▶ [EXERCISE]:
Count every line below that contains "Samsa", then state the total with no other output.

>> Start EXTRACTED ENTRIES

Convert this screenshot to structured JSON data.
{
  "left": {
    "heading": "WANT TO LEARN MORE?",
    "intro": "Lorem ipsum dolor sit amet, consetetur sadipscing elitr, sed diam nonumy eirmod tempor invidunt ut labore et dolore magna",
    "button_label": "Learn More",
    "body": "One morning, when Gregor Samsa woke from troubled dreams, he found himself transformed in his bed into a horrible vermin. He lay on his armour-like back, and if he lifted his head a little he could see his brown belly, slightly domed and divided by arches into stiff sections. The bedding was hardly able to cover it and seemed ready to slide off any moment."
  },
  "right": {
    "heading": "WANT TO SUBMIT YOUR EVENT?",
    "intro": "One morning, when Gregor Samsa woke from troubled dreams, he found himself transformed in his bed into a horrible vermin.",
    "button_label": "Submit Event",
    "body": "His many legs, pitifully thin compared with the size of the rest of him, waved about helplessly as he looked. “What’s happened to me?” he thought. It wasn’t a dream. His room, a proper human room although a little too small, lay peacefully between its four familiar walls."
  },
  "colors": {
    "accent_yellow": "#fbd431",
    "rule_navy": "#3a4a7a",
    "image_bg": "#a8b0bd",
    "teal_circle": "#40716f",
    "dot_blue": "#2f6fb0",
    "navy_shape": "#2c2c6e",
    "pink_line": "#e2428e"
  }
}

>> End EXTRACTED ENTRIES

▶ [RESPONSE]:
2